=== Work to do ===
Can you give all the records again without altering a single character?

=== Record set ===
▽

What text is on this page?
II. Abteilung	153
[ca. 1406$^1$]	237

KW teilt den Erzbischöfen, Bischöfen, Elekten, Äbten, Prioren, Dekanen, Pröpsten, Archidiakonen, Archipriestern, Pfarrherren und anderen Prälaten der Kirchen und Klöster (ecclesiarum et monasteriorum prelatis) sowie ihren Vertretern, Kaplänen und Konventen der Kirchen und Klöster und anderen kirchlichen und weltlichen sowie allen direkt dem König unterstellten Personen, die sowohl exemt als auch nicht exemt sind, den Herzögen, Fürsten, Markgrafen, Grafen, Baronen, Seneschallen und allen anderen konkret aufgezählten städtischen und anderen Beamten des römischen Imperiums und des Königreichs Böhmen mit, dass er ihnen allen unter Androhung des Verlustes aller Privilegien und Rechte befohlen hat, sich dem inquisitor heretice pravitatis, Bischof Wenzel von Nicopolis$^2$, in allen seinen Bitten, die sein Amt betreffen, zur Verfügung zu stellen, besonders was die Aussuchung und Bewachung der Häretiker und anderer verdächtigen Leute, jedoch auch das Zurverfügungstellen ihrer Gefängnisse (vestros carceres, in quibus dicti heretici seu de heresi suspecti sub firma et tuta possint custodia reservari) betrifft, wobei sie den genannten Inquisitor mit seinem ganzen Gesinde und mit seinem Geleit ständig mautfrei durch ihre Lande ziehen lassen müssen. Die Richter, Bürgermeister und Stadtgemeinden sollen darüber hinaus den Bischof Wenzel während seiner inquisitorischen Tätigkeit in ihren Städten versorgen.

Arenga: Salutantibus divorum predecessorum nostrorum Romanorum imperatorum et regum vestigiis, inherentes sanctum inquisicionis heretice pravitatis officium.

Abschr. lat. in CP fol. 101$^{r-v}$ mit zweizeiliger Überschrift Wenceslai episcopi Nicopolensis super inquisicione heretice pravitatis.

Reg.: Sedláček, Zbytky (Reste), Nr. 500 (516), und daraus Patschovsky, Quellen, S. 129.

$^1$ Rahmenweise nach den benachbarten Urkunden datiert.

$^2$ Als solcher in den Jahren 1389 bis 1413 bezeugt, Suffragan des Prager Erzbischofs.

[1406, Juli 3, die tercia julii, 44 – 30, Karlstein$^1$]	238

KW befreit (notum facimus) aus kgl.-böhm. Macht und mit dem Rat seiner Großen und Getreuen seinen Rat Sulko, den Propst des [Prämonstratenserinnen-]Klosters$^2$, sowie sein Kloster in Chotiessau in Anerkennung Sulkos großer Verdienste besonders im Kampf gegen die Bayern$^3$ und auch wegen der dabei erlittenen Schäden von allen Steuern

△

=== Written answer ===
What text is on this page?
II. Abteilung	153
[ca. 1406$^1$]	237

KW teilt den Erzbischöfen, Bischöfen, Elekten, Äbten, Prioren, Dekanen, Pröpsten, Archidiakonen, Archipriestern, Pfarrherren und anderen Prälaten der Kirchen und Klöster (ecclesiarum et monasteriorum prelatis) sowie ihren Vertretern, Kaplänen und Konventen der Kirchen und Klöster und anderen kirchlichen und weltlichen sowie allen direkt dem König unterstellten Personen, die sowohl exemt als auch nicht exemt sind, den Herzögen, Fürsten, Markgrafen, Grafen, Baronen, Seneschallen und allen anderen konkret aufgezählten städtischen und anderen Beamten des römischen Imperiums und des Königreichs Böhmen mit, dass er ihnen allen unter Androhung des Verlustes aller Privilegien und Rechte befohlen hat, sich dem inquisitor heretice pravitatis, Bischof Wenzel von Nicopolis$^2$, in allen seinen Bitten, die sein Amt betreffen, zur Verfügung zu stellen, besonders was die Aussuchung und Bewachung der Häretiker und anderer verdächtigen Leute, jedoch auch das Zurverfügungstellen ihrer Gefängnisse (vestros carceres, in quibus dicti heretici seu de heresi suspecti sub firma et tuta possint custodia reservari) betrifft, wobei sie den genannten Inquisitor mit seinem ganzen Gesinde und mit seinem Geleit ständig mautfrei durch ihre Lande ziehen lassen müssen. Die Richter, Bürgermeister und Stadtgemeinden sollen darüber hinaus den Bischof Wenzel während seiner inquisitorischen Tätigkeit in ihren Städten versorgen.

Arenga: Salutantibus divorum predecessorum nostrorum Romanorum imperatorum et regum vestigiis, inherentes sanctum inquisicionis heretice pravitatis officium.

Abschr. lat. in CP fol. 101$^{r-v}$ mit zweizeiliger Überschrift Wenceslai episcopi Nicopolensis super inquisicione heretice pravitatis.

Reg.: Sedláček, Zbytky (Reste), Nr. 500 (516), und daraus Patschovsky, Quellen, S. 129.

$^1$ Rahmenweise nach den benachbarten Urkunden datiert.

$^2$ Als solcher in den Jahren 1389 bis 1413 bezeugt, Suffragan des Prager Erzbischofs.

[1406, Juli 3, die tercia julii, 44 – 30, Karlstein$^1$]	238

KW befreit (notum facimus) aus kgl.-böhm. Macht und mit dem Rat seiner Großen und Getreuen seinen Rat Sulko, den Propst des [Prämonstratenserinnen-]Klosters$^2$, sowie sein Kloster in Chotiessau in Anerkennung Sulkos großer Verdienste besonders im Kampf gegen die Bayern$^3$ und auch wegen der dabei erlittenen Schäden von allen Steuern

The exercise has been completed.